### What needs to be done
Give the number of lines in the entries that contain "center". State only the count.

═════ Data to process

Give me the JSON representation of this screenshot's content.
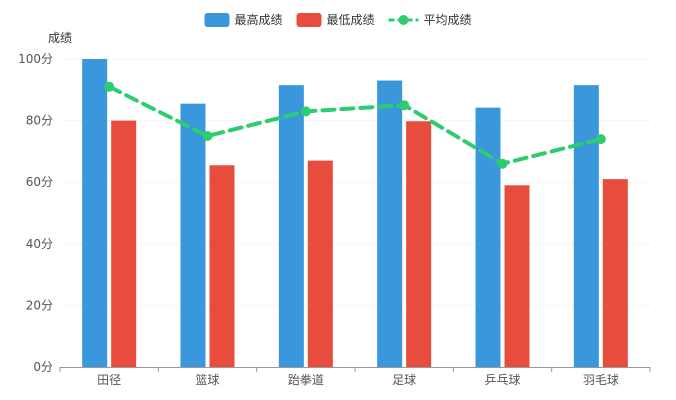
{
  "chart_data": {
    "type": "bar",
    "categories": [
      "田径",
      "篮球",
      "跆拳道",
      "足球",
      "乒乓球",
      "羽毛球"
    ],
    "series": [
      {
        "name": "最高成绩",
        "type": "bar",
        "color": "#3a97db",
        "values": [
          100,
          85.5,
          91.5,
          93,
          84.2,
          91.5
        ]
      },
      {
        "name": "最低成绩",
        "type": "bar",
        "color": "#e74c3c",
        "values": [
          80,
          65.5,
          67,
          79.8,
          59,
          61
        ]
      },
      {
        "name": "平均成绩",
        "type": "line",
        "style": "dashed",
        "color": "#2ecc71",
        "values": [
          91,
          75,
          83,
          85,
          66,
          74
        ]
      }
    ],
    "ylabel": "成绩",
    "ylim": [
      0,
      100
    ],
    "yticks": [
      0,
      20,
      40,
      60,
      80,
      100
    ],
    "ytick_format": "{v}分",
    "grid": true,
    "legend_position": "top-center"
  }
}
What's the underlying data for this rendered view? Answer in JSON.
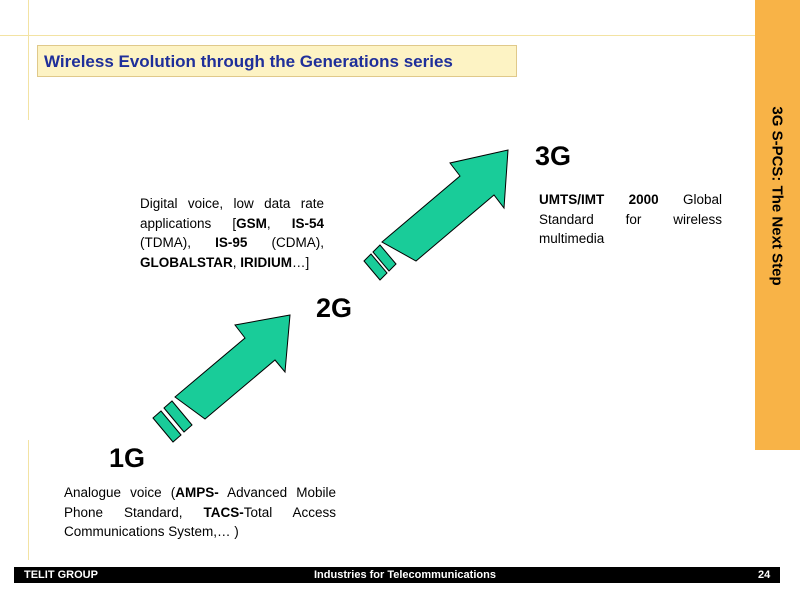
{
  "header": {
    "title": "Wireless Evolution through the Generations series"
  },
  "sidebar": {
    "label": "3G S-PCS: The Next Step"
  },
  "generations": {
    "g1": {
      "label": "1G",
      "desc": [
        {
          "t": "Analogue voice (",
          "b": false
        },
        {
          "t": "AMPS-",
          "b": true
        },
        {
          "t": " Advanced Mobile Phone Standard, ",
          "b": false
        },
        {
          "t": "TACS-",
          "b": true
        },
        {
          "t": "Total Access Communications System,… )",
          "b": false
        }
      ]
    },
    "g2": {
      "label": "2G",
      "desc": [
        {
          "t": "Digital voice, low data rate applications [",
          "b": false
        },
        {
          "t": "GSM",
          "b": true
        },
        {
          "t": ", ",
          "b": false
        },
        {
          "t": "IS-54",
          "b": true
        },
        {
          "t": " (TDMA), ",
          "b": false
        },
        {
          "t": "IS-95",
          "b": true
        },
        {
          "t": " (CDMA), ",
          "b": false
        },
        {
          "t": "GLOBALSTAR",
          "b": true
        },
        {
          "t": ", ",
          "b": false
        },
        {
          "t": "IRIDIUM",
          "b": true
        },
        {
          "t": "…]",
          "b": false
        }
      ]
    },
    "g3": {
      "label": "3G",
      "desc": [
        {
          "t": "UMTS/IMT 2000",
          "b": true
        },
        {
          "t": " Global Standard for wireless multimedia",
          "b": false
        }
      ]
    }
  },
  "footer": {
    "left": "TELIT GROUP",
    "center": "Industries for Telecommunications",
    "page": "24"
  },
  "colors": {
    "arrow_fill": "#19cc99",
    "title": "#1f2f9a",
    "band": "#f8b347",
    "guide": "#f3e3a3"
  }
}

══════════

### The output
2